What is the number of lines containing the string "Mauvezin"? Answer with the number only.

Records from a data source.
******
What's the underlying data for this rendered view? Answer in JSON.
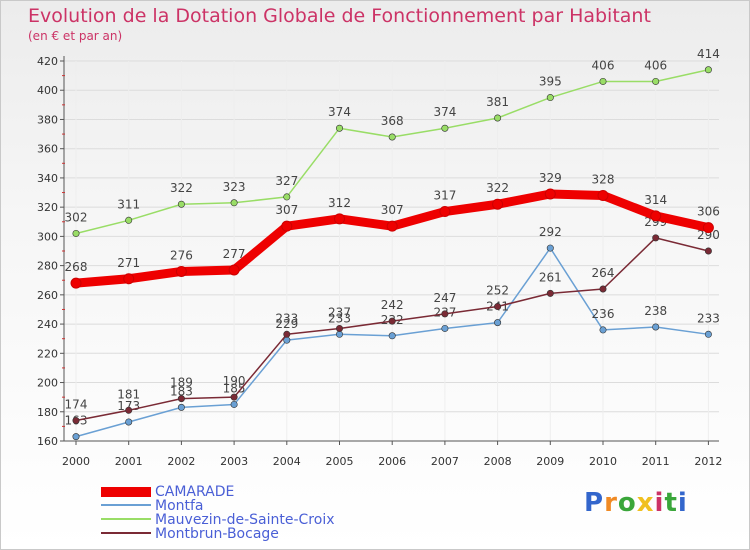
{
  "chart_data": {
    "type": "line",
    "title": "Evolution de la Dotation Globale de Fonctionnement par Habitant",
    "subtitle": "(en € et par an)",
    "x": [
      "2000",
      "2001",
      "2002",
      "2003",
      "2004",
      "2005",
      "2006",
      "2007",
      "2008",
      "2009",
      "2010",
      "2011",
      "2012"
    ],
    "yticks": [
      160,
      180,
      200,
      220,
      240,
      260,
      280,
      300,
      320,
      340,
      360,
      380,
      400,
      420
    ],
    "ylim": [
      160,
      420
    ],
    "series": [
      {
        "name": "Montfa",
        "color": "#6aa0d4",
        "values": [
          163,
          173,
          183,
          185,
          229,
          233,
          232,
          237,
          241,
          292,
          236,
          238,
          233
        ]
      },
      {
        "name": "Montbrun-Bocage",
        "color": "#7a2a35",
        "values": [
          174,
          181,
          189,
          190,
          233,
          237,
          242,
          247,
          252,
          261,
          264,
          299,
          290
        ]
      },
      {
        "name": "Mauvezin-de-Sainte-Croix",
        "color": "#99dd66",
        "values": [
          302,
          311,
          322,
          323,
          327,
          374,
          368,
          374,
          381,
          395,
          406,
          406,
          414
        ]
      },
      {
        "name": "CAMARADE",
        "color": "#ee0000",
        "values": [
          268,
          271,
          276,
          277,
          307,
          312,
          307,
          317,
          322,
          329,
          328,
          314,
          306
        ]
      }
    ],
    "legend": [
      "CAMARADE",
      "Montfa",
      "Mauvezin-de-Sainte-Croix",
      "Montbrun-Bocage"
    ]
  },
  "logo": {
    "letters": [
      "P",
      "r",
      "o",
      "x",
      "i",
      "t",
      "i"
    ],
    "colors": [
      "#3366cc",
      "#f08a24",
      "#3aa63a",
      "#f0c020",
      "#cc3366",
      "#3aa63a",
      "#3366cc"
    ]
  }
}
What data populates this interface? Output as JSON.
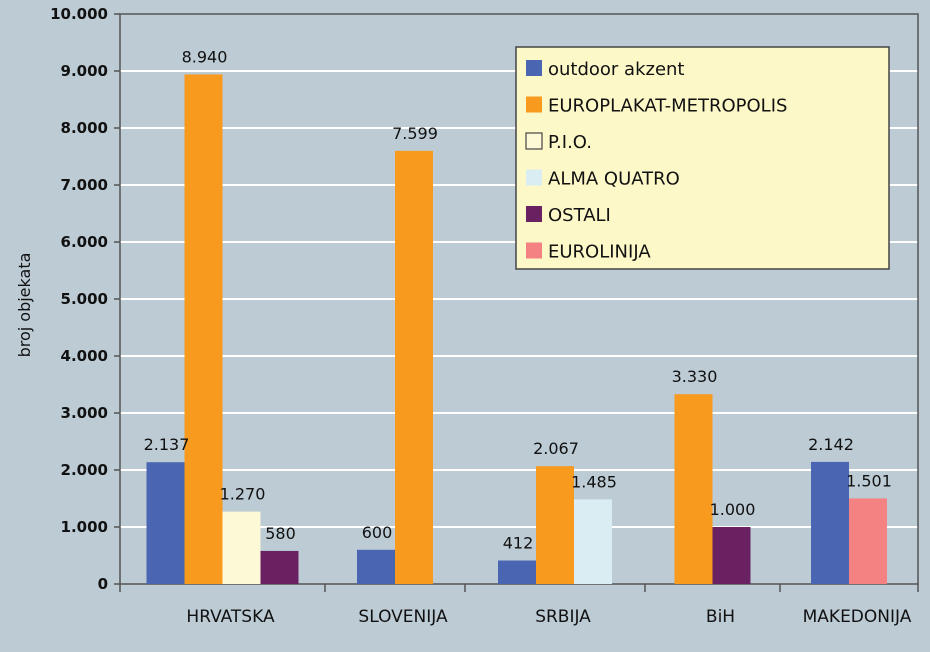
{
  "chart_data": {
    "type": "bar",
    "ylabel": "broj objekata",
    "ylim": [
      0,
      10000
    ],
    "yticks": [
      {
        "value": 0,
        "label": "0"
      },
      {
        "value": 1000,
        "label": "1.000"
      },
      {
        "value": 2000,
        "label": "2.000"
      },
      {
        "value": 3000,
        "label": "3.000"
      },
      {
        "value": 4000,
        "label": "4.000"
      },
      {
        "value": 5000,
        "label": "5.000"
      },
      {
        "value": 6000,
        "label": "6.000"
      },
      {
        "value": 7000,
        "label": "7.000"
      },
      {
        "value": 8000,
        "label": "8.000"
      },
      {
        "value": 9000,
        "label": "9.000"
      },
      {
        "value": 10000,
        "label": "10.000"
      }
    ],
    "grid": true,
    "legend_position": "top-right",
    "categories": [
      "HRVATSKA",
      "SLOVENIJA",
      "SRBIJA",
      "BiH",
      "MAKEDONIJA"
    ],
    "series": [
      {
        "name": "outdoor akzent",
        "color": "#4a66b2",
        "values": [
          2137,
          600,
          412,
          null,
          2142
        ],
        "labels": [
          "2.137",
          "600",
          "412",
          "",
          "2.142"
        ]
      },
      {
        "name": "EUROPLAKAT-METROPOLIS",
        "color": "#f79a1e",
        "values": [
          8940,
          7599,
          2067,
          3330,
          null
        ],
        "labels": [
          "8.940",
          "7.599",
          "2.067",
          "3.330",
          ""
        ]
      },
      {
        "name": "P.I.O.",
        "color": "#fdf9d6",
        "values": [
          1270,
          null,
          null,
          null,
          null
        ],
        "labels": [
          "1.270",
          "",
          "",
          "",
          ""
        ]
      },
      {
        "name": "ALMA QUATRO",
        "color": "#d9edf3",
        "values": [
          null,
          null,
          1485,
          null,
          null
        ],
        "labels": [
          "",
          "",
          "1.485",
          "",
          ""
        ]
      },
      {
        "name": "OSTALI",
        "color": "#6a2162",
        "values": [
          580,
          null,
          null,
          1000,
          null
        ],
        "labels": [
          "580",
          "",
          "",
          "1.000",
          ""
        ]
      },
      {
        "name": "EUROLINIJA",
        "color": "#f48282",
        "values": [
          null,
          null,
          null,
          null,
          1501
        ],
        "labels": [
          "",
          "",
          "",
          "",
          "1.501"
        ]
      }
    ]
  },
  "colors": {
    "background": "#bccbd4",
    "grid": "#ffffff",
    "axis": "#555555",
    "legend_background": "#fdf8c8"
  }
}
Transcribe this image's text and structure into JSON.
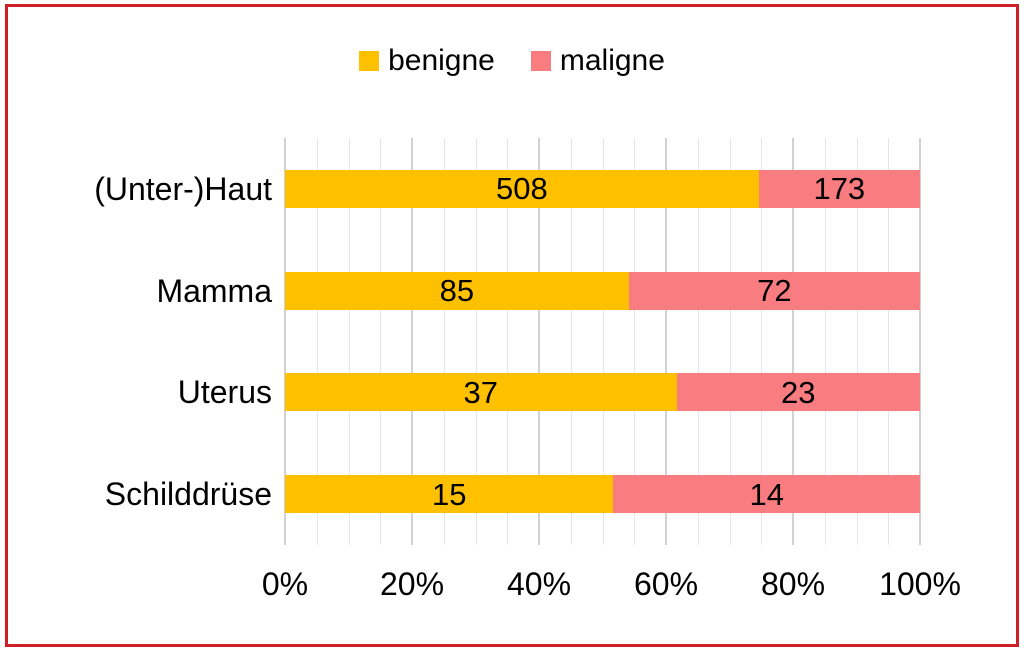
{
  "frame": {
    "background": "#FFFFFF",
    "border_color": "#CD2026"
  },
  "legend": {
    "position": "top-center",
    "items": [
      {
        "label": "benigne",
        "color": "#FFC000"
      },
      {
        "label": "maligne",
        "color": "#F97C80"
      }
    ]
  },
  "chart_data": {
    "type": "bar",
    "subtype": "100pct-stacked-horizontal",
    "title": "",
    "categories": [
      "(Unter-)Haut",
      "Mamma",
      "Uterus",
      "Schilddrüse"
    ],
    "series": [
      {
        "name": "benigne",
        "color": "#FFC000",
        "values": [
          508,
          85,
          37,
          15
        ]
      },
      {
        "name": "maligne",
        "color": "#F97C80",
        "values": [
          173,
          72,
          23,
          14
        ]
      }
    ],
    "value_labels": "inside-center",
    "x_tick_labels": [
      "0%",
      "20%",
      "40%",
      "60%",
      "80%",
      "100%"
    ],
    "xlim": [
      0,
      100
    ],
    "grid": {
      "minor_step_pct": 5,
      "major_step_pct": 20,
      "minor_color": "#E6E6E6",
      "major_color": "#D2D2D2"
    },
    "legend_position": "top"
  }
}
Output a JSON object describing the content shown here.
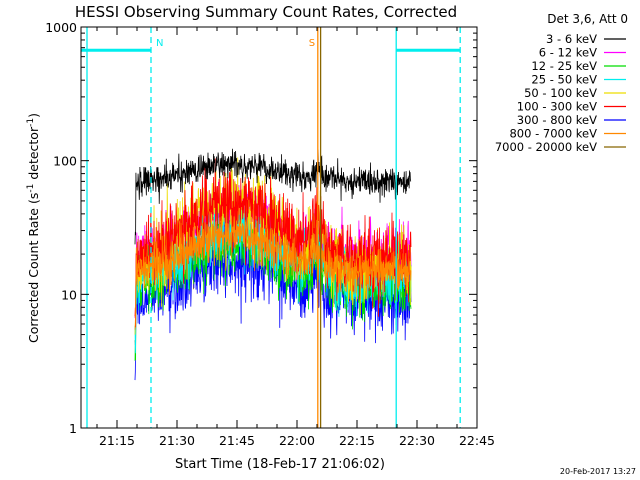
{
  "chart_data": {
    "type": "line",
    "title": "HESSI Observing Summary Count Rates, Corrected",
    "xlabel": "Start Time (18-Feb-17 21:06:02)",
    "ylabel_main": "Corrected Count Rate (s",
    "ylabel_sup1": "-1",
    "ylabel_mid": " detector",
    "ylabel_sup2": "-1",
    "ylabel_end": ")",
    "footer_date": "20-Feb-2017 13:27",
    "yscale": "log",
    "ylim": [
      1,
      1000
    ],
    "xlim_minutes": [
      66,
      165
    ],
    "x_unit": "minutes after 20:00 UT",
    "x_ticks": [
      {
        "t": 75,
        "label": "21:15"
      },
      {
        "t": 90,
        "label": "21:30"
      },
      {
        "t": 105,
        "label": "21:45"
      },
      {
        "t": 120,
        "label": "22:00"
      },
      {
        "t": 135,
        "label": "22:15"
      },
      {
        "t": 150,
        "label": "22:30"
      },
      {
        "t": 165,
        "label": "22:45"
      }
    ],
    "y_ticks": [
      {
        "v": 1,
        "label": "1"
      },
      {
        "v": 10,
        "label": "10"
      },
      {
        "v": 100,
        "label": "100"
      },
      {
        "v": 1000,
        "label": "1000"
      }
    ],
    "legend_title": "Det 3,6, Att 0",
    "legend_placement": "right, outside plot",
    "series": [
      {
        "name": "3 - 6 keV",
        "color": "#000000",
        "base": 70,
        "peak": 1.35,
        "noise": 0.12,
        "z": 9
      },
      {
        "name": "6 - 12 keV",
        "color": "#ff00ff",
        "base": 20,
        "peak": 2.2,
        "noise": 0.25,
        "z": 3
      },
      {
        "name": "12 - 25 keV",
        "color": "#00dd00",
        "base": 11.5,
        "peak": 2.1,
        "noise": 0.25,
        "z": 4
      },
      {
        "name": "25 - 50 keV",
        "color": "#00eeee",
        "base": 13,
        "peak": 2.3,
        "noise": 0.25,
        "z": 5
      },
      {
        "name": "50 - 100 keV",
        "color": "#eedd00",
        "base": 16,
        "peak": 3.1,
        "noise": 0.3,
        "z": 6
      },
      {
        "name": "100 - 300 keV",
        "color": "#ff0000",
        "base": 19,
        "peak": 2.5,
        "noise": 0.3,
        "z": 7
      },
      {
        "name": "300 - 800 keV",
        "color": "#0000ff",
        "base": 9,
        "peak": 2.0,
        "noise": 0.28,
        "z": 2
      },
      {
        "name": "800 - 7000 keV",
        "color": "#ff8800",
        "base": 15,
        "peak": 1.9,
        "noise": 0.18,
        "z": 8
      },
      {
        "name": "7000 - 20000 keV",
        "color": "#886600",
        "base": 15,
        "peak": 1.9,
        "noise": 0.18,
        "z": 1
      }
    ],
    "series_time_range_minutes": [
      79.5,
      148.5
    ],
    "events": [
      {
        "t": 67.5,
        "type": "night-end"
      },
      {
        "t": 83.5,
        "type": "N-start",
        "label": "N"
      },
      {
        "t": 144.8,
        "type": "night-start"
      },
      {
        "t": 160.8,
        "type": "N-end"
      },
      {
        "t": 125.2,
        "type": "S-start",
        "label": "S"
      },
      {
        "t": 125.9,
        "type": "S-end"
      }
    ],
    "night_bars": [
      {
        "t0": 66,
        "t1": 83.5,
        "v": 670
      },
      {
        "t0": 144.8,
        "t1": 160.8,
        "v": 670
      }
    ],
    "colors": {
      "axis": "#000000",
      "night": "#00eeee",
      "saa": "#ff8800",
      "saa_dark": "#886600"
    }
  }
}
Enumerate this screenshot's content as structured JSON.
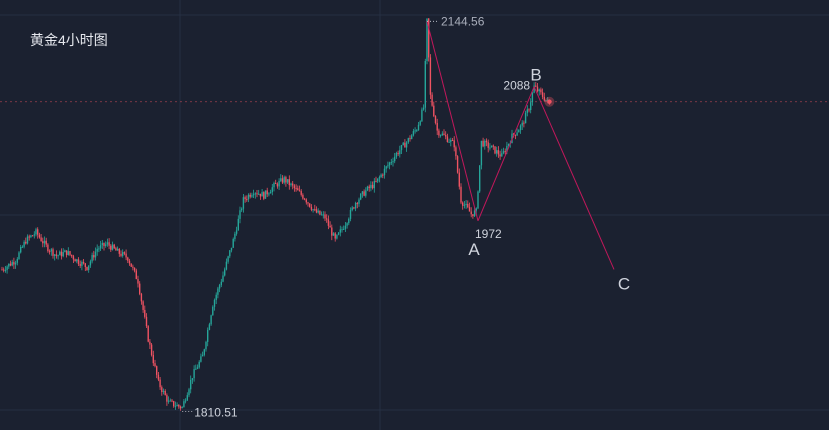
{
  "chart_data": {
    "type": "candlestick",
    "title": "黄金4小时图",
    "xlabel": "",
    "ylabel": "",
    "ylim": [
      1805,
      2150
    ],
    "grid": true,
    "colors": {
      "up": "#26a69a",
      "down": "#ef5362",
      "wave_line": "#c2185b",
      "background": "#1b2130",
      "grid": "#263042",
      "label": "#cfd3dc",
      "current_price_line": "#ef5362"
    },
    "price_labels": [
      {
        "text": "2144.56",
        "value": 2144.56
      },
      {
        "text": "1810.51",
        "value": 1810.51
      },
      {
        "text": "1972",
        "value": 1972
      },
      {
        "text": "2088",
        "value": 2088
      }
    ],
    "wave_labels": [
      "A",
      "B",
      "C"
    ],
    "wave_points": [
      {
        "label": "",
        "bar": 250,
        "value": 2144.56
      },
      {
        "label": "A",
        "bar": 280,
        "value": 1972
      },
      {
        "label": "B",
        "bar": 313,
        "value": 2088
      },
      {
        "label": "C",
        "bar": 360,
        "value": 1930
      }
    ],
    "current_price": 2075,
    "path": [
      [
        0,
        1930
      ],
      [
        8,
        1938
      ],
      [
        14,
        1955
      ],
      [
        20,
        1962
      ],
      [
        26,
        1950
      ],
      [
        32,
        1942
      ],
      [
        38,
        1945
      ],
      [
        44,
        1938
      ],
      [
        50,
        1932
      ],
      [
        56,
        1948
      ],
      [
        62,
        1952
      ],
      [
        68,
        1945
      ],
      [
        74,
        1940
      ],
      [
        80,
        1920
      ],
      [
        86,
        1870
      ],
      [
        92,
        1832
      ],
      [
        98,
        1815
      ],
      [
        106,
        1810.51
      ],
      [
        112,
        1838
      ],
      [
        118,
        1855
      ],
      [
        124,
        1900
      ],
      [
        130,
        1925
      ],
      [
        136,
        1955
      ],
      [
        142,
        1990
      ],
      [
        148,
        1998
      ],
      [
        154,
        1994
      ],
      [
        160,
        2002
      ],
      [
        166,
        2008
      ],
      [
        172,
        2000
      ],
      [
        178,
        1992
      ],
      [
        184,
        1980
      ],
      [
        190,
        1975
      ],
      [
        196,
        1955
      ],
      [
        202,
        1970
      ],
      [
        208,
        1988
      ],
      [
        214,
        1998
      ],
      [
        220,
        2005
      ],
      [
        226,
        2018
      ],
      [
        232,
        2030
      ],
      [
        238,
        2040
      ],
      [
        244,
        2052
      ],
      [
        248,
        2070
      ],
      [
        250,
        2144.56
      ],
      [
        252,
        2080
      ],
      [
        256,
        2050
      ],
      [
        262,
        2043
      ],
      [
        266,
        2038
      ],
      [
        270,
        1990
      ],
      [
        276,
        1978
      ],
      [
        279,
        1980
      ],
      [
        282,
        2040
      ],
      [
        288,
        2035
      ],
      [
        294,
        2028
      ],
      [
        300,
        2045
      ],
      [
        306,
        2055
      ],
      [
        310,
        2070
      ],
      [
        313,
        2088
      ],
      [
        318,
        2080
      ],
      [
        322,
        2073
      ]
    ]
  }
}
******
The reply. 2